GOAL:
Copy out all lines that hold "projected".

[Chart and figure data]
:::::

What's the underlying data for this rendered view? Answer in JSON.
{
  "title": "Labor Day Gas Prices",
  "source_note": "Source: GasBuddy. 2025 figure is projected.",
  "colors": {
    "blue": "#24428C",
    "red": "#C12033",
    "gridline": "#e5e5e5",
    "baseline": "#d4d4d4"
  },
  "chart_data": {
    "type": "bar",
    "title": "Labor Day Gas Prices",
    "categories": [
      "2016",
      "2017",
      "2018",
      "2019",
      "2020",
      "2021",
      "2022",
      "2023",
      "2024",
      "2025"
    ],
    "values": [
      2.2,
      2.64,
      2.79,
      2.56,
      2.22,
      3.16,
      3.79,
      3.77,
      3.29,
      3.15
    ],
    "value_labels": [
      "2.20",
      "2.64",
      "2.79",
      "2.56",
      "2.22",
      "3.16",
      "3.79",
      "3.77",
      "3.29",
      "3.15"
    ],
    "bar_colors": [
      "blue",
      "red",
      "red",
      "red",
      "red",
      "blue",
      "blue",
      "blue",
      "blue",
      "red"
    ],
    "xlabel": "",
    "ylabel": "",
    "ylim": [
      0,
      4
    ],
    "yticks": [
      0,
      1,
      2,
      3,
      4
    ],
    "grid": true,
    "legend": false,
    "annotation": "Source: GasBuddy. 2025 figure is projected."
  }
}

:::::

TASK RESPONSE:
  "source_note": "Source: GasBuddy. 2025 figure is projected.",
    "annotation": "Source: GasBuddy. 2025 figure is projected."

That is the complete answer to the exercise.